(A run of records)
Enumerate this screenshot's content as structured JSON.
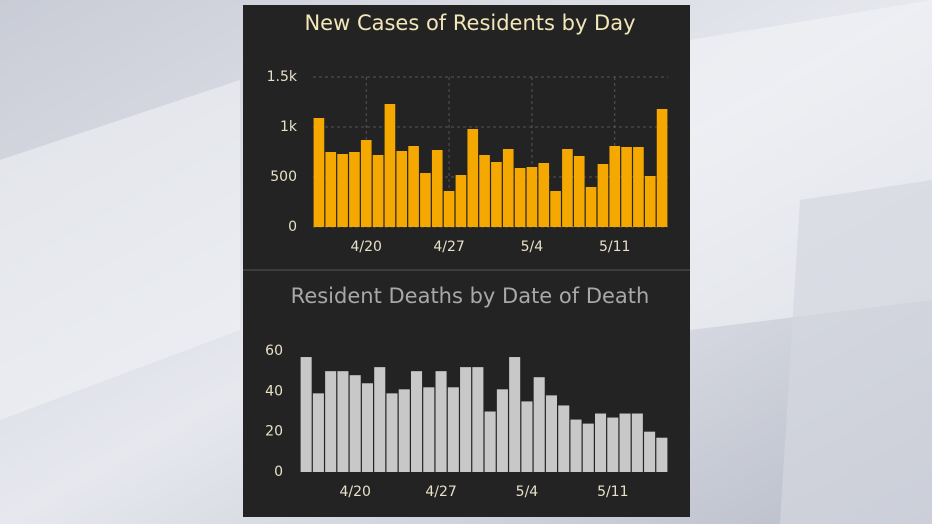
{
  "chart_data": [
    {
      "type": "bar",
      "title": "New Cases of Residents by Day",
      "categories": [
        null,
        null,
        null,
        null,
        "4/20",
        null,
        null,
        null,
        null,
        null,
        null,
        "4/27",
        null,
        null,
        null,
        null,
        null,
        null,
        "5/4",
        null,
        null,
        null,
        null,
        null,
        null,
        "5/11",
        null,
        null,
        null,
        null
      ],
      "values": [
        1090,
        750,
        730,
        750,
        870,
        720,
        1230,
        760,
        810,
        540,
        770,
        360,
        520,
        980,
        720,
        650,
        780,
        590,
        600,
        640,
        360,
        780,
        710,
        400,
        630,
        810,
        800,
        800,
        510,
        1180
      ],
      "color": "#f5a800",
      "ylim": [
        0,
        1500
      ],
      "yticks": [
        0,
        500,
        {
          "value": 1000,
          "label": "1k"
        },
        {
          "value": 1500,
          "label": "1.5k"
        }
      ],
      "grid": true
    },
    {
      "type": "bar",
      "title": "Resident Deaths by Date of Death",
      "categories": [
        null,
        null,
        null,
        null,
        "4/20",
        null,
        null,
        null,
        null,
        null,
        null,
        "4/27",
        null,
        null,
        null,
        null,
        null,
        null,
        "5/4",
        null,
        null,
        null,
        null,
        null,
        null,
        "5/11",
        null,
        null,
        null,
        null
      ],
      "values": [
        57,
        39,
        50,
        50,
        48,
        44,
        52,
        39,
        41,
        50,
        42,
        50,
        42,
        52,
        52,
        30,
        41,
        57,
        35,
        47,
        38,
        33,
        26,
        24,
        29,
        27,
        29,
        29,
        20,
        17
      ],
      "color": "#c8c8c8",
      "ylim": [
        0,
        60
      ],
      "yticks": [
        0,
        20,
        40,
        60
      ],
      "grid": false
    }
  ]
}
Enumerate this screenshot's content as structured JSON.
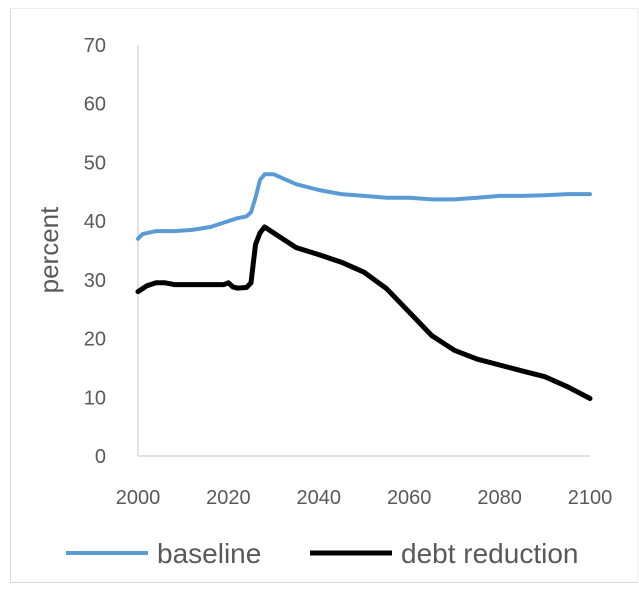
{
  "chart_data": {
    "type": "line",
    "title": "",
    "xlabel": "",
    "ylabel": "percent",
    "xlim": [
      2000,
      2100
    ],
    "ylim": [
      0,
      70
    ],
    "x_ticks": [
      2000,
      2020,
      2040,
      2060,
      2080,
      2100
    ],
    "y_ticks": [
      0,
      10,
      20,
      30,
      40,
      50,
      60,
      70
    ],
    "grid": false,
    "legend_position": "bottom",
    "series": [
      {
        "name": "baseline",
        "color": "#5b9bd5",
        "points": [
          [
            2000,
            37
          ],
          [
            2001,
            37.8
          ],
          [
            2004,
            38.3
          ],
          [
            2008,
            38.3
          ],
          [
            2012,
            38.5
          ],
          [
            2016,
            39
          ],
          [
            2020,
            40
          ],
          [
            2022,
            40.5
          ],
          [
            2024,
            40.8
          ],
          [
            2025,
            41.5
          ],
          [
            2026,
            44
          ],
          [
            2027,
            47
          ],
          [
            2028,
            48
          ],
          [
            2030,
            48
          ],
          [
            2032,
            47.3
          ],
          [
            2035,
            46.3
          ],
          [
            2040,
            45.3
          ],
          [
            2045,
            44.6
          ],
          [
            2050,
            44.3
          ],
          [
            2055,
            44
          ],
          [
            2060,
            44
          ],
          [
            2065,
            43.7
          ],
          [
            2070,
            43.7
          ],
          [
            2075,
            44
          ],
          [
            2080,
            44.3
          ],
          [
            2085,
            44.3
          ],
          [
            2090,
            44.4
          ],
          [
            2095,
            44.6
          ],
          [
            2100,
            44.6
          ]
        ]
      },
      {
        "name": "debt reduction",
        "color": "#000000",
        "points": [
          [
            2000,
            28
          ],
          [
            2002,
            29
          ],
          [
            2004,
            29.5
          ],
          [
            2006,
            29.5
          ],
          [
            2008,
            29.2
          ],
          [
            2012,
            29.2
          ],
          [
            2016,
            29.2
          ],
          [
            2019,
            29.2
          ],
          [
            2020,
            29.5
          ],
          [
            2021,
            28.8
          ],
          [
            2022,
            28.6
          ],
          [
            2024,
            28.7
          ],
          [
            2025,
            29.5
          ],
          [
            2026,
            36
          ],
          [
            2027,
            38
          ],
          [
            2028,
            39
          ],
          [
            2030,
            38
          ],
          [
            2032,
            37
          ],
          [
            2035,
            35.5
          ],
          [
            2040,
            34.3
          ],
          [
            2045,
            33
          ],
          [
            2050,
            31.3
          ],
          [
            2055,
            28.5
          ],
          [
            2060,
            24.5
          ],
          [
            2065,
            20.5
          ],
          [
            2070,
            18
          ],
          [
            2075,
            16.5
          ],
          [
            2080,
            15.5
          ],
          [
            2085,
            14.5
          ],
          [
            2090,
            13.5
          ],
          [
            2095,
            11.8
          ],
          [
            2100,
            9.8
          ]
        ]
      }
    ]
  }
}
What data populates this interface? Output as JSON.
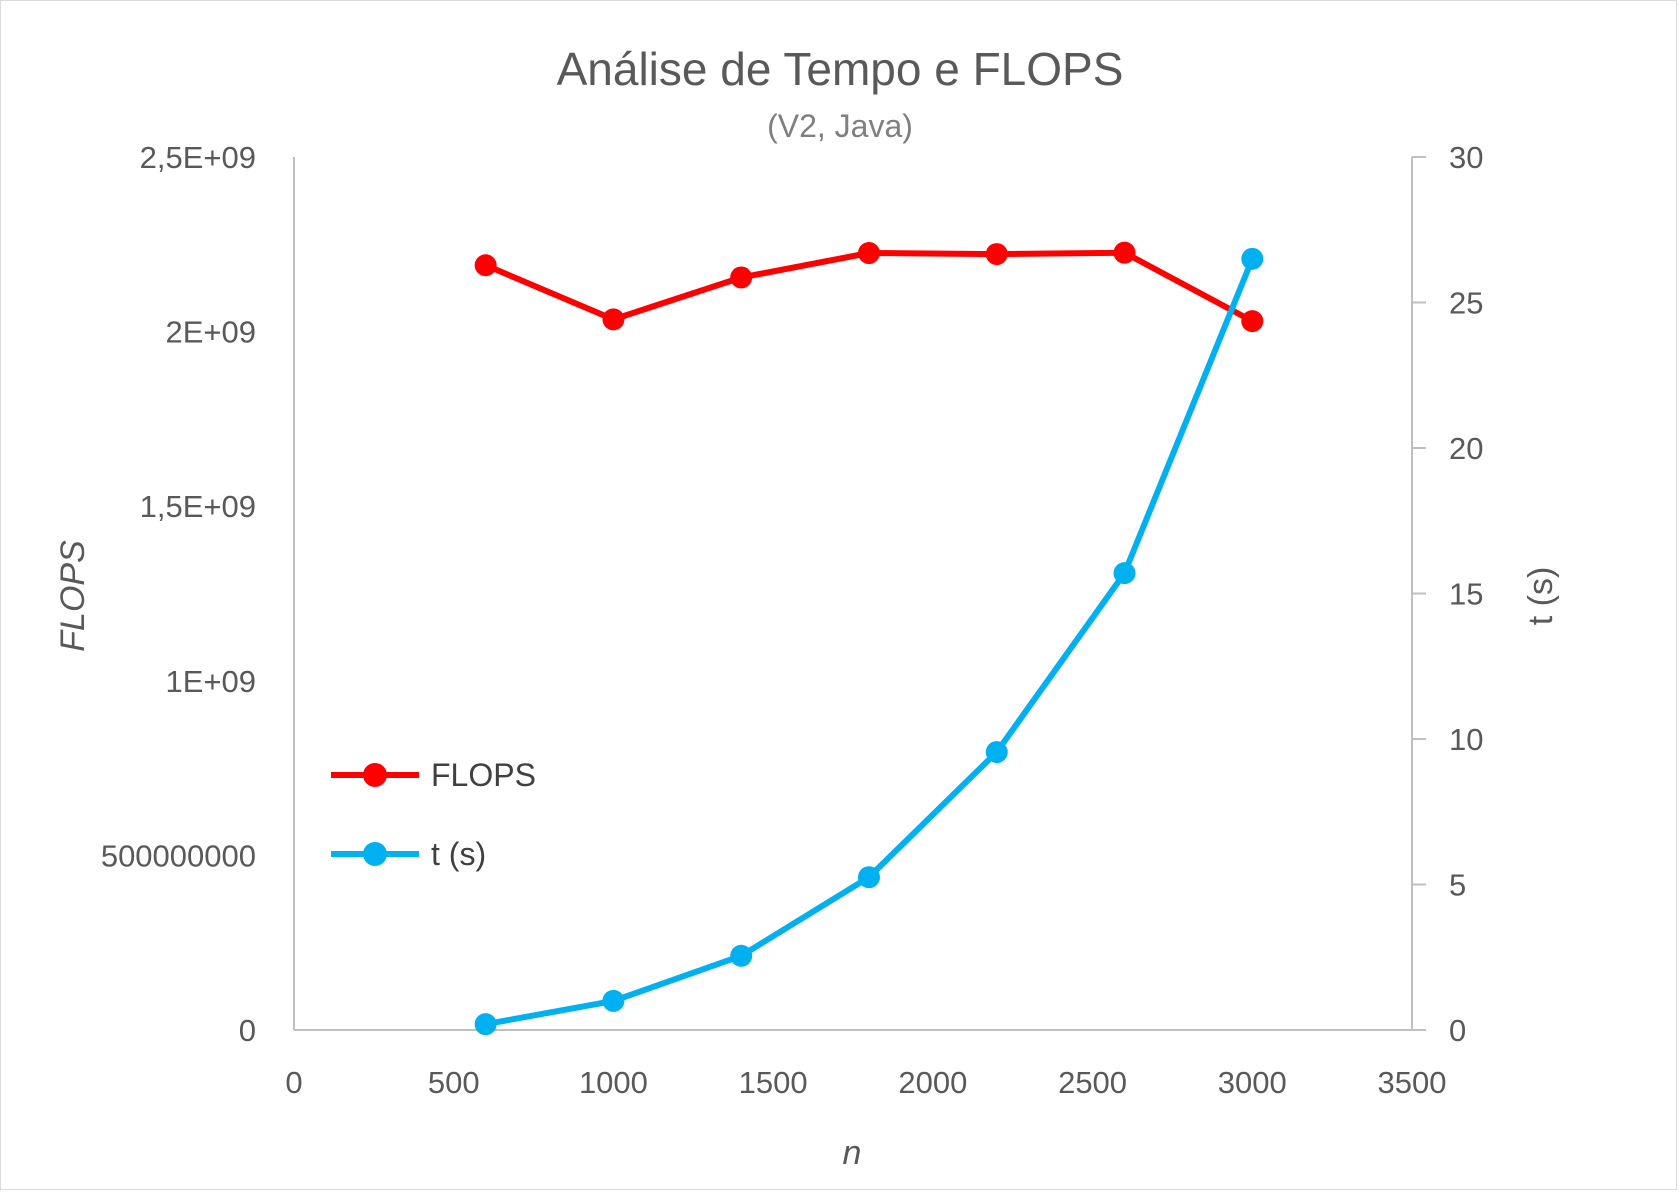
{
  "chart_data": {
    "type": "line",
    "title": "Análise de Tempo e FLOPS",
    "subtitle": "(V2, Java)",
    "xlabel": "n",
    "ylabel_left": "FLOPS",
    "ylabel_right": "t (s)",
    "xlim": [
      0,
      3500
    ],
    "x_ticks": [
      "0",
      "500",
      "1000",
      "1500",
      "2000",
      "2500",
      "3000",
      "3500"
    ],
    "ylim_left": [
      0,
      2500000000
    ],
    "y_left_ticks": [
      "0",
      "500000000",
      "1E+09",
      "1,5E+09",
      "2E+09",
      "2,5E+09"
    ],
    "ylim_right": [
      0,
      30
    ],
    "y_right_ticks": [
      "0",
      "5",
      "10",
      "15",
      "20",
      "25",
      "30"
    ],
    "grid": false,
    "legend_position": "left-middle",
    "series": [
      {
        "name": "FLOPS",
        "axis": "left",
        "color": "#ff0000",
        "x": [
          600,
          1000,
          1400,
          1800,
          2200,
          2600,
          3000
        ],
        "y": [
          2190000000,
          2035000000,
          2155000000,
          2225000000,
          2222000000,
          2226000000,
          2030000000
        ]
      },
      {
        "name": "t (s)",
        "axis": "right",
        "color": "#00b0f0",
        "x": [
          600,
          1000,
          1400,
          1800,
          2200,
          2600,
          3000
        ],
        "y": [
          0.2,
          1.0,
          2.55,
          5.25,
          9.55,
          15.7,
          26.5
        ]
      }
    ]
  }
}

**WORK TO BE COMPLETED:**
Quote everything in the listing above exactly; pictures are the only thing to omit.

**REPLY:**
Enumerate this screenshot's content as structured JSON.
{
  "chart_data": [
    {
      "type": "bar",
      "title": "New Cases of Residents by Day",
      "categories": [
        null,
        null,
        null,
        null,
        "4/20",
        null,
        null,
        null,
        null,
        null,
        null,
        "4/27",
        null,
        null,
        null,
        null,
        null,
        null,
        "5/4",
        null,
        null,
        null,
        null,
        null,
        null,
        "5/11",
        null,
        null,
        null,
        null
      ],
      "values": [
        1090,
        750,
        730,
        750,
        870,
        720,
        1230,
        760,
        810,
        540,
        770,
        360,
        520,
        980,
        720,
        650,
        780,
        590,
        600,
        640,
        360,
        780,
        710,
        400,
        630,
        810,
        800,
        800,
        510,
        1180
      ],
      "color": "#f5a800",
      "ylim": [
        0,
        1500
      ],
      "yticks": [
        0,
        500,
        {
          "value": 1000,
          "label": "1k"
        },
        {
          "value": 1500,
          "label": "1.5k"
        }
      ],
      "grid": true
    },
    {
      "type": "bar",
      "title": "Resident Deaths by Date of Death",
      "categories": [
        null,
        null,
        null,
        null,
        "4/20",
        null,
        null,
        null,
        null,
        null,
        null,
        "4/27",
        null,
        null,
        null,
        null,
        null,
        null,
        "5/4",
        null,
        null,
        null,
        null,
        null,
        null,
        "5/11",
        null,
        null,
        null,
        null
      ],
      "values": [
        57,
        39,
        50,
        50,
        48,
        44,
        52,
        39,
        41,
        50,
        42,
        50,
        42,
        52,
        52,
        30,
        41,
        57,
        35,
        47,
        38,
        33,
        26,
        24,
        29,
        27,
        29,
        29,
        20,
        17
      ],
      "color": "#c8c8c8",
      "ylim": [
        0,
        60
      ],
      "yticks": [
        0,
        20,
        40,
        60
      ],
      "grid": false
    }
  ]
}
Enumerate this screenshot's content as structured JSON.
{
  "chart_data": {
    "type": "line",
    "title": "",
    "xlabel": "",
    "ylabel": "percent",
    "xlim": [
      2000,
      2100
    ],
    "ylim": [
      0,
      70
    ],
    "x_ticks": [
      2000,
      2020,
      2040,
      2060,
      2080,
      2100
    ],
    "y_ticks": [
      0,
      10,
      20,
      30,
      40,
      50,
      60,
      70
    ],
    "grid": false,
    "legend_position": "bottom",
    "series": [
      {
        "name": "baseline",
        "color": "#5b9bd5",
        "points": [
          [
            2000,
            37
          ],
          [
            2001,
            37.8
          ],
          [
            2004,
            38.3
          ],
          [
            2008,
            38.3
          ],
          [
            2012,
            38.5
          ],
          [
            2016,
            39
          ],
          [
            2020,
            40
          ],
          [
            2022,
            40.5
          ],
          [
            2024,
            40.8
          ],
          [
            2025,
            41.5
          ],
          [
            2026,
            44
          ],
          [
            2027,
            47
          ],
          [
            2028,
            48
          ],
          [
            2030,
            48
          ],
          [
            2032,
            47.3
          ],
          [
            2035,
            46.3
          ],
          [
            2040,
            45.3
          ],
          [
            2045,
            44.6
          ],
          [
            2050,
            44.3
          ],
          [
            2055,
            44
          ],
          [
            2060,
            44
          ],
          [
            2065,
            43.7
          ],
          [
            2070,
            43.7
          ],
          [
            2075,
            44
          ],
          [
            2080,
            44.3
          ],
          [
            2085,
            44.3
          ],
          [
            2090,
            44.4
          ],
          [
            2095,
            44.6
          ],
          [
            2100,
            44.6
          ]
        ]
      },
      {
        "name": "debt reduction",
        "color": "#000000",
        "points": [
          [
            2000,
            28
          ],
          [
            2002,
            29
          ],
          [
            2004,
            29.5
          ],
          [
            2006,
            29.5
          ],
          [
            2008,
            29.2
          ],
          [
            2012,
            29.2
          ],
          [
            2016,
            29.2
          ],
          [
            2019,
            29.2
          ],
          [
            2020,
            29.5
          ],
          [
            2021,
            28.8
          ],
          [
            2022,
            28.6
          ],
          [
            2024,
            28.7
          ],
          [
            2025,
            29.5
          ],
          [
            2026,
            36
          ],
          [
            2027,
            38
          ],
          [
            2028,
            39
          ],
          [
            2030,
            38
          ],
          [
            2032,
            37
          ],
          [
            2035,
            35.5
          ],
          [
            2040,
            34.3
          ],
          [
            2045,
            33
          ],
          [
            2050,
            31.3
          ],
          [
            2055,
            28.5
          ],
          [
            2060,
            24.5
          ],
          [
            2065,
            20.5
          ],
          [
            2070,
            18
          ],
          [
            2075,
            16.5
          ],
          [
            2080,
            15.5
          ],
          [
            2085,
            14.5
          ],
          [
            2090,
            13.5
          ],
          [
            2095,
            11.8
          ],
          [
            2100,
            9.8
          ]
        ]
      }
    ]
  }
}
What data populates this interface? Output as JSON.
{
  "chart_data": {
    "type": "line",
    "title": "Análise de Tempo e FLOPS",
    "subtitle": "(V2, Java)",
    "xlabel": "n",
    "ylabel_left": "FLOPS",
    "ylabel_right": "t (s)",
    "xlim": [
      0,
      3500
    ],
    "x_ticks": [
      "0",
      "500",
      "1000",
      "1500",
      "2000",
      "2500",
      "3000",
      "3500"
    ],
    "ylim_left": [
      0,
      2500000000
    ],
    "y_left_ticks": [
      "0",
      "500000000",
      "1E+09",
      "1,5E+09",
      "2E+09",
      "2,5E+09"
    ],
    "ylim_right": [
      0,
      30
    ],
    "y_right_ticks": [
      "0",
      "5",
      "10",
      "15",
      "20",
      "25",
      "30"
    ],
    "grid": false,
    "legend_position": "left-middle",
    "series": [
      {
        "name": "FLOPS",
        "axis": "left",
        "color": "#ff0000",
        "x": [
          600,
          1000,
          1400,
          1800,
          2200,
          2600,
          3000
        ],
        "y": [
          2190000000,
          2035000000,
          2155000000,
          2225000000,
          2222000000,
          2226000000,
          2030000000
        ]
      },
      {
        "name": "t (s)",
        "axis": "right",
        "color": "#00b0f0",
        "x": [
          600,
          1000,
          1400,
          1800,
          2200,
          2600,
          3000
        ],
        "y": [
          0.2,
          1.0,
          2.55,
          5.25,
          9.55,
          15.7,
          26.5
        ]
      }
    ]
  }
}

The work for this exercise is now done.